-- Excerpted data --
* start *

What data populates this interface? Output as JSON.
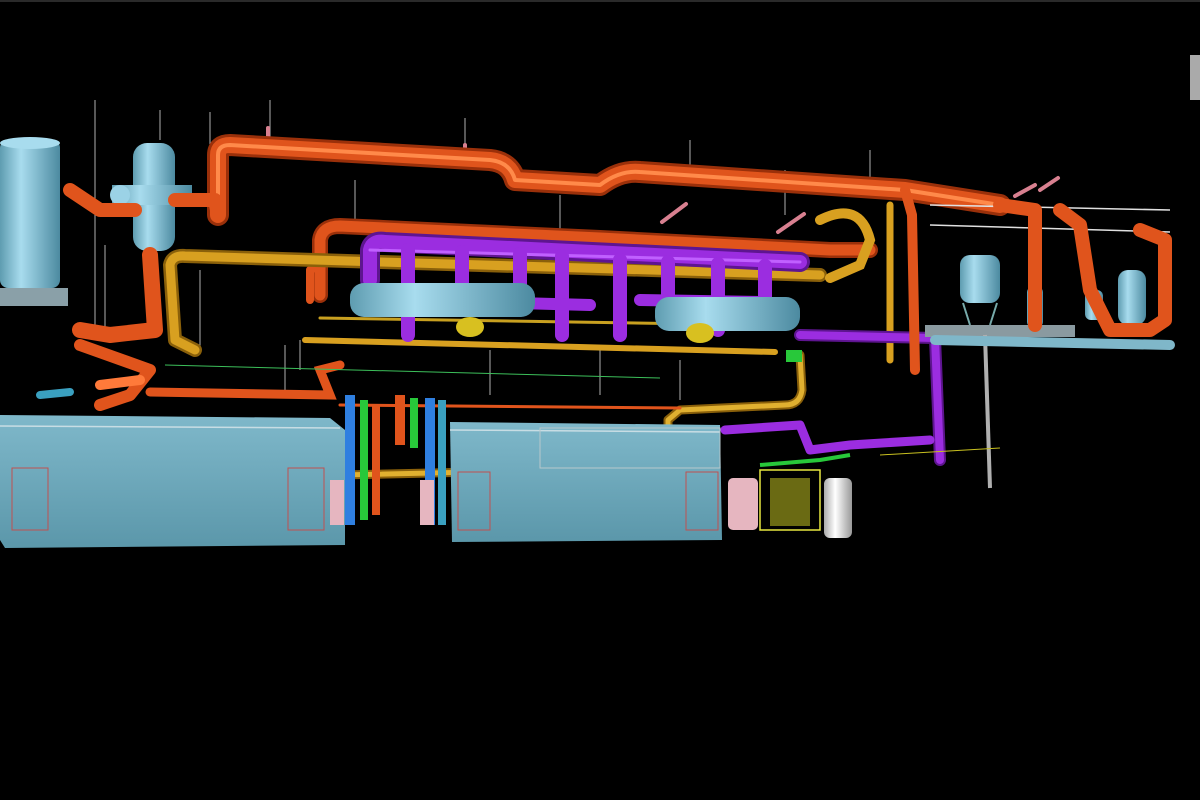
{
  "viewport": {
    "background": "#000000"
  },
  "colors": {
    "hot_water_pipe": "#e0541c",
    "hot_water_pipe_dark": "#a8360c",
    "chilled_pipe": "#9b2de0",
    "chilled_pipe_dark": "#6a1aa0",
    "gold_pipe": "#d8a020",
    "gold_pipe_dark": "#9a7010",
    "equipment": "#7fb7c9",
    "equipment_dark": "#4d8ca0",
    "tank": "#8ec6dc",
    "hanger": "#d88090",
    "hanger_line": "#c8c8c8",
    "valve_green": "#28c83a",
    "valve_blue": "#2f7fe0",
    "valve_yellow": "#e8e840",
    "white_tank": "#e8e8e8",
    "pink_tank": "#e6b6c0",
    "guide_line": "#3cbf5a",
    "outline": "#c05050"
  },
  "components": {
    "tanks": [
      "tank-left-large",
      "tank-vertical-separator",
      "tank-right-a",
      "tank-right-b",
      "tank-white"
    ],
    "pipe_systems": [
      "hot-water",
      "chilled-water",
      "condensate"
    ],
    "units": [
      "air-handler-left",
      "air-handler-right",
      "skid-right"
    ]
  }
}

* end *

-- What you are asked to do --
Write out all the records again, exactly, minus any pictures.

-- Written response --
What data populates this interface? Output as JSON.
{
  "viewport": {
    "background": "#000000"
  },
  "colors": {
    "hot_water_pipe": "#e0541c",
    "hot_water_pipe_dark": "#a8360c",
    "chilled_pipe": "#9b2de0",
    "chilled_pipe_dark": "#6a1aa0",
    "gold_pipe": "#d8a020",
    "gold_pipe_dark": "#9a7010",
    "equipment": "#7fb7c9",
    "equipment_dark": "#4d8ca0",
    "tank": "#8ec6dc",
    "hanger": "#d88090",
    "hanger_line": "#c8c8c8",
    "valve_green": "#28c83a",
    "valve_blue": "#2f7fe0",
    "valve_yellow": "#e8e840",
    "white_tank": "#e8e8e8",
    "pink_tank": "#e6b6c0",
    "guide_line": "#3cbf5a",
    "outline": "#c05050"
  },
  "components": {
    "tanks": [
      "tank-left-large",
      "tank-vertical-separator",
      "tank-right-a",
      "tank-right-b",
      "tank-white"
    ],
    "pipe_systems": [
      "hot-water",
      "chilled-water",
      "condensate"
    ],
    "units": [
      "air-handler-left",
      "air-handler-right",
      "skid-right"
    ]
  }
}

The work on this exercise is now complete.